* _What to do_
Select, from the data, each line where "into" occurs.
>> Start Extracted data
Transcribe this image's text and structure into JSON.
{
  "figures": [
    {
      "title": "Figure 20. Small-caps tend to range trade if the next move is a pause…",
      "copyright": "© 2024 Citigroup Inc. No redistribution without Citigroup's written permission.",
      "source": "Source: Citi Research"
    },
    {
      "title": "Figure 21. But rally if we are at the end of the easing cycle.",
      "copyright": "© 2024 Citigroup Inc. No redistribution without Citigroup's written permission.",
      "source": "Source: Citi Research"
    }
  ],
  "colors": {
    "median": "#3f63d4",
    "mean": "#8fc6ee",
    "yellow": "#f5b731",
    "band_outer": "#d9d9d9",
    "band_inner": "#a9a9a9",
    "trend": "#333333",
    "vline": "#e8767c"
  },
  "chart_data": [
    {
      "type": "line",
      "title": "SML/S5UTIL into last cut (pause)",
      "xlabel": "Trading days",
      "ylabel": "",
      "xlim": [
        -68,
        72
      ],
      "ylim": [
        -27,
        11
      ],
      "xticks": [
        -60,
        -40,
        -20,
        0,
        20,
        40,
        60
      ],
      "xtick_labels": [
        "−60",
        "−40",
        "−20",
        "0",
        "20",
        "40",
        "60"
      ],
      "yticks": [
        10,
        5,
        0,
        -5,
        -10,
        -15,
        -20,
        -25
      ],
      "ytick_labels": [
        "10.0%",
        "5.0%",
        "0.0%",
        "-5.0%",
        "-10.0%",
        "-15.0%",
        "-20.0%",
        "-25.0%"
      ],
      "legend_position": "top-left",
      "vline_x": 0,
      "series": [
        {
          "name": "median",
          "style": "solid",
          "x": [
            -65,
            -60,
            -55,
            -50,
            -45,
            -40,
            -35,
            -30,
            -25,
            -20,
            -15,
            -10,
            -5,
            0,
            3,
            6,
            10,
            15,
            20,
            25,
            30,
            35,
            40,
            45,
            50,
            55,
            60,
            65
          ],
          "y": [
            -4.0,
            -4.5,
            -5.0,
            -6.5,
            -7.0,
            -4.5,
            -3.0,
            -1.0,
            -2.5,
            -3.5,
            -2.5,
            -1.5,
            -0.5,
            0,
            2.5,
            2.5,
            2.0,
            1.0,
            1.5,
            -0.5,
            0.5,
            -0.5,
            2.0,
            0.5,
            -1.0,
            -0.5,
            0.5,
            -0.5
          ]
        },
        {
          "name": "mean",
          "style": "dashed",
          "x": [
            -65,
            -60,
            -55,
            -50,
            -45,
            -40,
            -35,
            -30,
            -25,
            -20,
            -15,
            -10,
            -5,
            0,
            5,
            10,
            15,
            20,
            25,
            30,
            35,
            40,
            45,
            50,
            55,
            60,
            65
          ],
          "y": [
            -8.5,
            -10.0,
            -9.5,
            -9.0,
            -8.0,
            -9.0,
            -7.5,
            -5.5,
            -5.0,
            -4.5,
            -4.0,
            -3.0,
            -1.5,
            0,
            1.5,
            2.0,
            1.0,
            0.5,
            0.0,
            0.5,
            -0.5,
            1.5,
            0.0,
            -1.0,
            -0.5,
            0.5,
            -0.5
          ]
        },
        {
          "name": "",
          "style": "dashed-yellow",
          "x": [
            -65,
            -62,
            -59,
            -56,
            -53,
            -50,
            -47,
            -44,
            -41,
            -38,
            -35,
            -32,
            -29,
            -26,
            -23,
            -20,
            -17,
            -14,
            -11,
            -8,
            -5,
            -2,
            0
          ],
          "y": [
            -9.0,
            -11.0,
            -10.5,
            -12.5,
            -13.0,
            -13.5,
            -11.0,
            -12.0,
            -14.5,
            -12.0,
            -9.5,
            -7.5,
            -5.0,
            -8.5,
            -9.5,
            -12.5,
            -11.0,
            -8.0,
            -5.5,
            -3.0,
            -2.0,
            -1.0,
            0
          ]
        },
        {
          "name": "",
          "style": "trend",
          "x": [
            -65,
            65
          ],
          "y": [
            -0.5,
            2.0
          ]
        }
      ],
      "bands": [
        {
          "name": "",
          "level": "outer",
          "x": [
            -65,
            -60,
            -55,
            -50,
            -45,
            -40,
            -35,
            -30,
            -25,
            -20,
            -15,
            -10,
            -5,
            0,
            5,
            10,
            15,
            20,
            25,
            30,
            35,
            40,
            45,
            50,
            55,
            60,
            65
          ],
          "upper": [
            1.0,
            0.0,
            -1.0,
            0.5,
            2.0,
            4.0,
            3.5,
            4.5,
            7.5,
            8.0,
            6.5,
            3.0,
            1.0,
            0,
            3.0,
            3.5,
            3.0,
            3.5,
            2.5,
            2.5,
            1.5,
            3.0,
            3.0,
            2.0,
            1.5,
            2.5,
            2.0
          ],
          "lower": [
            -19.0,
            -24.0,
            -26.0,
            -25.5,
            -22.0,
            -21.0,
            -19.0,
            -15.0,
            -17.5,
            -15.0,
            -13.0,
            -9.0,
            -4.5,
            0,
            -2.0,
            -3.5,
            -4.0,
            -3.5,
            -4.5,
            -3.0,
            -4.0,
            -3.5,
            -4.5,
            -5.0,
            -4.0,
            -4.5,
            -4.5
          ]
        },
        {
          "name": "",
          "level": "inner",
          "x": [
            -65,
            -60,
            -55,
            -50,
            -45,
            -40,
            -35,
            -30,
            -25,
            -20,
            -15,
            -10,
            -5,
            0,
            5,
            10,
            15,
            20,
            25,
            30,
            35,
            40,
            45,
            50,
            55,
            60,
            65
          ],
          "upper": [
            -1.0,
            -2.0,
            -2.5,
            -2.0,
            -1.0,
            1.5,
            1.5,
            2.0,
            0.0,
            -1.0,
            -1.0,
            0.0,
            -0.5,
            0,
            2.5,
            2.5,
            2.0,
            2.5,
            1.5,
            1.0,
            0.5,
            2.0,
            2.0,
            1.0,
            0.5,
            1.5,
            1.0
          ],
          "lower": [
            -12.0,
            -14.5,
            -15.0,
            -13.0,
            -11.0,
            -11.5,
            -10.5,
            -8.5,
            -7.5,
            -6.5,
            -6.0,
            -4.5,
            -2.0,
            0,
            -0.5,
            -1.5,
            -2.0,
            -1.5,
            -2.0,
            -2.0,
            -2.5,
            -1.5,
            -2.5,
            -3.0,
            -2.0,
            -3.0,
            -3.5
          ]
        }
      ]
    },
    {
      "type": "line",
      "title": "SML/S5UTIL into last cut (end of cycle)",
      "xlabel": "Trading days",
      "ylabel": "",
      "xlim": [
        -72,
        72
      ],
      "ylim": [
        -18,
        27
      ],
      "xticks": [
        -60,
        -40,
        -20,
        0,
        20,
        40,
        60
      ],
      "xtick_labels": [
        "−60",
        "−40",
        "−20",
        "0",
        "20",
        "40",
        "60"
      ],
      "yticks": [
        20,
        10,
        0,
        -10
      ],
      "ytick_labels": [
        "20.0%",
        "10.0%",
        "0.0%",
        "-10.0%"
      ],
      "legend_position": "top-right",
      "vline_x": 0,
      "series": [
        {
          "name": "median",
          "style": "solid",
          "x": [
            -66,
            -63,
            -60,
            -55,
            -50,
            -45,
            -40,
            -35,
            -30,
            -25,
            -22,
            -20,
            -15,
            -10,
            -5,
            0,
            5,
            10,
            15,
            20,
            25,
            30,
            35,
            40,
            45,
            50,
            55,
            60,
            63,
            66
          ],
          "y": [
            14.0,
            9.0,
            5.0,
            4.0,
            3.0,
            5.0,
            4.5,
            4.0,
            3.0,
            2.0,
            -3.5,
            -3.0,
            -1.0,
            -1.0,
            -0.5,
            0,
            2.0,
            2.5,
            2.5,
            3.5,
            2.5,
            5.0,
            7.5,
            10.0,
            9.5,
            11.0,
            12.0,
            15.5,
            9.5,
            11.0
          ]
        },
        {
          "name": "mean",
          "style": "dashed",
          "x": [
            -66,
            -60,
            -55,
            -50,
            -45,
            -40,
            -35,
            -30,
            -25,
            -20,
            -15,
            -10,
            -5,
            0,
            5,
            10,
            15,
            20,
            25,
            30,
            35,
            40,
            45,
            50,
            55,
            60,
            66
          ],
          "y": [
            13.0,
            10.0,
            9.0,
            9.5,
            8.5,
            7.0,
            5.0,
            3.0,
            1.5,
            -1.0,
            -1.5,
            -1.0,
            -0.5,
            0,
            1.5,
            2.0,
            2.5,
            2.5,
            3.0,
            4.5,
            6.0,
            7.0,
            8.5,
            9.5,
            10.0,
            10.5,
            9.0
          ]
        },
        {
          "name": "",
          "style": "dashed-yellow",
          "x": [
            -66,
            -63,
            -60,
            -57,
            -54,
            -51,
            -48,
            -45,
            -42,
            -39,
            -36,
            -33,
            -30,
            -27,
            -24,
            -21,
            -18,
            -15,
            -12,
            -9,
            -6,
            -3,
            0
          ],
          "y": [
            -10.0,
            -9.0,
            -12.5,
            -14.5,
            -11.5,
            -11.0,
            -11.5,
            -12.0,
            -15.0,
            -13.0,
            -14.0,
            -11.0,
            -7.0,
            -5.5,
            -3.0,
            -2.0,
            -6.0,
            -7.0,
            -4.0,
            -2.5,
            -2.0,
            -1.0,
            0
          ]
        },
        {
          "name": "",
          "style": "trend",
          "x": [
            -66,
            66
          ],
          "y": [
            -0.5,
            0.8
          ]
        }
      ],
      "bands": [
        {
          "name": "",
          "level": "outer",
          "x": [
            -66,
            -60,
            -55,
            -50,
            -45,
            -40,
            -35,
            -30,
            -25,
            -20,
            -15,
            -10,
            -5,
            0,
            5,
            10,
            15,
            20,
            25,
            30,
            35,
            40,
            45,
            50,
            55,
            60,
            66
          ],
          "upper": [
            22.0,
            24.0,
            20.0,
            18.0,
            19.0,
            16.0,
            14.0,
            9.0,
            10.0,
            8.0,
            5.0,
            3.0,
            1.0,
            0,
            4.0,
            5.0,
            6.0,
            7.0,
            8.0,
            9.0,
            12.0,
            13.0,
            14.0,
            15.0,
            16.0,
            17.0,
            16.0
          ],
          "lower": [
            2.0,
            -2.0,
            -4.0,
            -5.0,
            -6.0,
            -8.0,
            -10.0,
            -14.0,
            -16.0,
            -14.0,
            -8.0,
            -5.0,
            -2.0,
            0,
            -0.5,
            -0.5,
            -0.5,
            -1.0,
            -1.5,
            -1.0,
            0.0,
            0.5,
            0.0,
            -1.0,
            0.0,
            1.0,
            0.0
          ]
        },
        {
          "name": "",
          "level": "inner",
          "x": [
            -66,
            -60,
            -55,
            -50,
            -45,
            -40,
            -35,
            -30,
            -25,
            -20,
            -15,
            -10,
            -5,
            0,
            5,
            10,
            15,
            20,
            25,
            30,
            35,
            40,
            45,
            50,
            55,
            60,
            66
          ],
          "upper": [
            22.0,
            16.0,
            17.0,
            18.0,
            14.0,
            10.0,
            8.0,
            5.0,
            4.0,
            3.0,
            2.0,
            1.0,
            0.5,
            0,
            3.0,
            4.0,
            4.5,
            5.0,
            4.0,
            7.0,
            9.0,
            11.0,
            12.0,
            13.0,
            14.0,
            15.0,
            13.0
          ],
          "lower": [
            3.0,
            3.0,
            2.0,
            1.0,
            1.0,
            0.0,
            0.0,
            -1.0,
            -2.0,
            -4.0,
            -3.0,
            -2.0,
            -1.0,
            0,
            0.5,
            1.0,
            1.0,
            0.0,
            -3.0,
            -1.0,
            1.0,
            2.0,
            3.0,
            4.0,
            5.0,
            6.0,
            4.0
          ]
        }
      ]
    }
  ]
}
>> End Extracted data
* _Complete answer_
Transcribe this image's text and structure into JSON.
      "title": "SML/S5UTIL into last cut (pause)",
      "title": "SML/S5UTIL into last cut (end of cycle)",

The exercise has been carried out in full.